▸ Tarea planteada 1:
Responde estas preguntas sobre el texto de la matanza del cerdo:
(a) ¿Dónde se colgaban las morcillas para que se curaran bien?
(b) ¿Con qué se chamuscaban los cerdos para quemarles los pelos?
(c) ¿Qué chorizos se echaban en el cocido con los garbanzos?

▸ Texto dado:
----------

El pan duro que quedaba de un día para otro jamás se desperdiciaba. Mi abuela iba migándolo y cada año sacaba más de medio saco. Más las cebollas, que teníamos junto al melonar, y con la sangre de los cerdos, las morcillas, que, para que se curaran bien se colgaban en la chimenea, en unos varales o en puntas, para que se “ahumaran”. Era almuerzo-desayuno obligatorio, en esas madrugadas de frío, hasta que se terminaban.
Igualmente los “farinatos”, a los que los no salmantinos los llaman “pan preso”, porque sus componentes son migas de pan y las gorduras del cerdo, más mucho pimentón, amasado con agua caliente.
Los cerdos, una vez sangrados y muertos había que chamuscarlos, para quemarles los pelos. Lo hacíamos con pajas y junqueras que, en Septiembre, una vez acabado el verano, íbamos al campo a recoger y que traíamos dos o tres cargas.
Como los tres cerdos no daban para todo el año, se mataba una vaca para dos o tres familias. Mi padre siempre mataba “media vaca”, cuya carne era para mezclarla con la del cerdo y hacer chorizos.
Habías varios tipos de chorizos, desde las longanizas (los mejores) a los chorizos normales y a los de callos, que eran los de peor calidad, y que eran los que se echaban en el cocido, con los garbanzos. Además los chorizos gordos y los salchichones, así como el morcón, aprovechando los estómagos de los cerdos.

----------

▸ Conjunto de registros:
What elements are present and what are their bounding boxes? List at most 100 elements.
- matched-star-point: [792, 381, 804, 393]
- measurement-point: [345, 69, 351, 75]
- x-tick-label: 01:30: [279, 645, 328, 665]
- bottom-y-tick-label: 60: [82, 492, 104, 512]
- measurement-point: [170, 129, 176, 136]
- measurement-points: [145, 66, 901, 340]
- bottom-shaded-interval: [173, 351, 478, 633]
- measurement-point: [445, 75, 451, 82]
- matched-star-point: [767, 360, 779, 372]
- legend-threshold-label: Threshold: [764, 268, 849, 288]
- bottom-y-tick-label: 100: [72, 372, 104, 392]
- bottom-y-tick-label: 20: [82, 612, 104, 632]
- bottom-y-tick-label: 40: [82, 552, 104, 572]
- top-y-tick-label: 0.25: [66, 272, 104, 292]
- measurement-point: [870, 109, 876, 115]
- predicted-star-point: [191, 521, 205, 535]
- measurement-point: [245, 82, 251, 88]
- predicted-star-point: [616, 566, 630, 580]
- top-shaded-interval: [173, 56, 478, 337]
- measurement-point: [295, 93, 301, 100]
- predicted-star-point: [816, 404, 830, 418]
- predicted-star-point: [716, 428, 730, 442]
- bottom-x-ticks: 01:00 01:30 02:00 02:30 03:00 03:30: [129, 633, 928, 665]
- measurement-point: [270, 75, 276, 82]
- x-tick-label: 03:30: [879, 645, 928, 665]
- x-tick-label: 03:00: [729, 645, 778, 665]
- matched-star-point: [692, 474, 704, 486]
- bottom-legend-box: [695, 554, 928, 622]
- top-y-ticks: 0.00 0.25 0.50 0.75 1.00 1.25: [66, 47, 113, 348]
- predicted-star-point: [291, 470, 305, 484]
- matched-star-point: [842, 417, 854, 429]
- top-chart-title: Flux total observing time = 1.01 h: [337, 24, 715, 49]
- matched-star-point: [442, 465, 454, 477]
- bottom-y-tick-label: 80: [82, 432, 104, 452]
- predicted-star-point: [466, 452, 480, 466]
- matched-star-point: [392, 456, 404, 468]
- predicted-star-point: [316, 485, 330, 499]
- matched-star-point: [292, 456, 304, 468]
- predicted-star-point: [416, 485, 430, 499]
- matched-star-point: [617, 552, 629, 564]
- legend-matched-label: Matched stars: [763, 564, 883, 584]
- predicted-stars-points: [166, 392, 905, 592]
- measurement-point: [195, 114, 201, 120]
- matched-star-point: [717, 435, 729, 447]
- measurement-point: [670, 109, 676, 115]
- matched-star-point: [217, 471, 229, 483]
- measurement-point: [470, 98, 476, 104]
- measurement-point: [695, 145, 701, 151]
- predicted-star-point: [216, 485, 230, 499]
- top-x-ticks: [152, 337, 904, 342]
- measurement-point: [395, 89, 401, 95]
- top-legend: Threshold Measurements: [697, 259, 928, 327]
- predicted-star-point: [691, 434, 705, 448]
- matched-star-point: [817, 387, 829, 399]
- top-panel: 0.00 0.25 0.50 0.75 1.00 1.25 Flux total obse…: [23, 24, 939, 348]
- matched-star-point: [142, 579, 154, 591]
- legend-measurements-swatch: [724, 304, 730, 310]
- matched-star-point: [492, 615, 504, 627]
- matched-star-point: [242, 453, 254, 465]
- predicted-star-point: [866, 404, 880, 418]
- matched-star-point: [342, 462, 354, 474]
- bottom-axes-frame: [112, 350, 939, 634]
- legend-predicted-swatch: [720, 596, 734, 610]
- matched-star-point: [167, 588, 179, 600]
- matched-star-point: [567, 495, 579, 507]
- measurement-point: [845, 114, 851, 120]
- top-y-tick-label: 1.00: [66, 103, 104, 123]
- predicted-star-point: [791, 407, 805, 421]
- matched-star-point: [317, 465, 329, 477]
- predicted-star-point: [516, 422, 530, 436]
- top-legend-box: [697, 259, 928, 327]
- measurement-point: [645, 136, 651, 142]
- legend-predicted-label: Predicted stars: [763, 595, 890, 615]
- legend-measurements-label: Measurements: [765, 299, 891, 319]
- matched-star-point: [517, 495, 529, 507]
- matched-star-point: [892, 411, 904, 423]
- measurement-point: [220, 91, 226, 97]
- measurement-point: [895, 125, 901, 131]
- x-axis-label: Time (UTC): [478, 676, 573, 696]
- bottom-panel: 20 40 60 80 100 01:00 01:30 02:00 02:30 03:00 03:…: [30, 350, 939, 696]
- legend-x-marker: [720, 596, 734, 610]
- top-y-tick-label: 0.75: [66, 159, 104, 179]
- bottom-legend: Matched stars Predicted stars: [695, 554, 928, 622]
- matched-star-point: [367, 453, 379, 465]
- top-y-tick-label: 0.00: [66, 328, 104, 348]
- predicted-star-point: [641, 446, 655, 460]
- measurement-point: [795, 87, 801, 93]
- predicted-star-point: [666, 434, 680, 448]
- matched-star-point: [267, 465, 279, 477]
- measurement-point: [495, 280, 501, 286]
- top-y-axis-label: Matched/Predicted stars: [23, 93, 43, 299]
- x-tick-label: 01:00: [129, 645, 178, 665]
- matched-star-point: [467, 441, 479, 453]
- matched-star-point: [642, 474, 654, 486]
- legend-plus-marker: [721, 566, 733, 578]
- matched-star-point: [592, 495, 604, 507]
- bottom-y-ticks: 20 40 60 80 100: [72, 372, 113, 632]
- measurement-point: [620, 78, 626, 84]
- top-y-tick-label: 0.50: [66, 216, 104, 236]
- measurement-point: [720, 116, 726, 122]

----------

▸ Tarea planteada 2: Copia sin cambios el tramo de los registros que va desde su primera línea hasta la línea que contiene "- bottom-y-tick-label: 60: [82, 492, 104, 512]", con ambas incluidas.

▸ Respuesta del ejercicio 1:
(a) En la chimenea, en unos varales o en puntas.
(b) Con pajas y junqueras.
(c) Los chorizos de callos.

▸ Respuesta del ejercicio 2:
What elements are present and what are their bounding boxes? List at most 100 elements.
- matched-star-point: [792, 381, 804, 393]
- measurement-point: [345, 69, 351, 75]
- x-tick-label: 01:30: [279, 645, 328, 665]
- bottom-y-tick-label: 60: [82, 492, 104, 512]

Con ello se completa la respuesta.